TO DO:
From the entries below, gather every line containing the string "Geneva".

DATA PROVIDED:
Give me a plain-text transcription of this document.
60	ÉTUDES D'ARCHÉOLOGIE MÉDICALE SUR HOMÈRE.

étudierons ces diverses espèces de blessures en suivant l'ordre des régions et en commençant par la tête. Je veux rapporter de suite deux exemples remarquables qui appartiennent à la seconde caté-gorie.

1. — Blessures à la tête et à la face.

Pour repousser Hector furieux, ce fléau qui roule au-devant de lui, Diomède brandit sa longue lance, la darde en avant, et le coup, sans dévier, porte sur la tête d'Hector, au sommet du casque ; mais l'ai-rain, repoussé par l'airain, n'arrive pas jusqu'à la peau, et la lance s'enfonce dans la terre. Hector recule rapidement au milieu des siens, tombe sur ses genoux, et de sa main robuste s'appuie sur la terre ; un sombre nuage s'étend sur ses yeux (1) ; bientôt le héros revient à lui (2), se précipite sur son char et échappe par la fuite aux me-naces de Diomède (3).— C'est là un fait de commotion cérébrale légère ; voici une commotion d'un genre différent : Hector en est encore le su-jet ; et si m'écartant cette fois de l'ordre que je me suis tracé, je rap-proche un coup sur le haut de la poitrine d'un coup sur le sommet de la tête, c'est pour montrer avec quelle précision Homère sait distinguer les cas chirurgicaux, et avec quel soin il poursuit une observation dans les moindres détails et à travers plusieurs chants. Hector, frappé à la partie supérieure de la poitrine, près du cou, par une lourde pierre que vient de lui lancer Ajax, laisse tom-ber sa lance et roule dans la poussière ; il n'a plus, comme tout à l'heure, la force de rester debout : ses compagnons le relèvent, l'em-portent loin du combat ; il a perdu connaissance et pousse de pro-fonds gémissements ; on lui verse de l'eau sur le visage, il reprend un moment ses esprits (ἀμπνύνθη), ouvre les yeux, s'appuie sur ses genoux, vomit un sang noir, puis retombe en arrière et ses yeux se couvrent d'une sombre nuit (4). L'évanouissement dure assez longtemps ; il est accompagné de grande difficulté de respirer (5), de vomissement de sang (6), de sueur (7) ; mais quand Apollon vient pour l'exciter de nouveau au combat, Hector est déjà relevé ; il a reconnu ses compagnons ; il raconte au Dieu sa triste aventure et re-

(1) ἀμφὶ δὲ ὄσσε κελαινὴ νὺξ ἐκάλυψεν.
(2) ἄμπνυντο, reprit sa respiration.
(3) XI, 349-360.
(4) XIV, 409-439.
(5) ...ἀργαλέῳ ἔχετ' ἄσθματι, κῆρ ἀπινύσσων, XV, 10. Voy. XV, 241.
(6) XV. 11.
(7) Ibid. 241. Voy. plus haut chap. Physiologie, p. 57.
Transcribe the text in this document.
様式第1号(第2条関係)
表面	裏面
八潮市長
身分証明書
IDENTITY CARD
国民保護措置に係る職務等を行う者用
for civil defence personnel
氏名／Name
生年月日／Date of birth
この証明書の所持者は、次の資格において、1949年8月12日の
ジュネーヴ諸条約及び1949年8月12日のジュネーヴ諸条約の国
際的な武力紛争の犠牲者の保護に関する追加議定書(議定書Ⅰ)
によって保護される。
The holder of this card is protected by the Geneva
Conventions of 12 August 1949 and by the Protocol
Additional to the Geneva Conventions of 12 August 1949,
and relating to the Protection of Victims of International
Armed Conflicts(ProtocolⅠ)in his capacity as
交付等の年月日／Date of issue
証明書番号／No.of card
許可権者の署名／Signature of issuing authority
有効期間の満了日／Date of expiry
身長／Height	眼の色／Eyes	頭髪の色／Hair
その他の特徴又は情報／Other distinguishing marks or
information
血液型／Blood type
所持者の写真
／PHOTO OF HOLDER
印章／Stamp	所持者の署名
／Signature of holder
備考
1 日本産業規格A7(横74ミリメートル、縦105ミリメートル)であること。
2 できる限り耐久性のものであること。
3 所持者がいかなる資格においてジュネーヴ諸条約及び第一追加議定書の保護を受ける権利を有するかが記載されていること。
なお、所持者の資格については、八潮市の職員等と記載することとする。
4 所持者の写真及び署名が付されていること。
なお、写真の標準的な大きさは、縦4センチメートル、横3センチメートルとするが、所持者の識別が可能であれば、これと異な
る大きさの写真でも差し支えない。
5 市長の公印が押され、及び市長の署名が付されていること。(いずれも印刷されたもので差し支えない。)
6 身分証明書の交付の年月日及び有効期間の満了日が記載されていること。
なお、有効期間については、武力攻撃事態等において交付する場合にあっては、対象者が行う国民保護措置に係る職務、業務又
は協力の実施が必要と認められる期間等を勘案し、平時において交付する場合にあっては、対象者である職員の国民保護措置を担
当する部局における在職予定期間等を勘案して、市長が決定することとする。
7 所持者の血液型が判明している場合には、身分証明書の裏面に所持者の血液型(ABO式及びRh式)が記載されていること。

EXERCISE SOLUTION:
The holder of this card is protected by the Geneva
Additional to the Geneva Conventions of 12 August 1949,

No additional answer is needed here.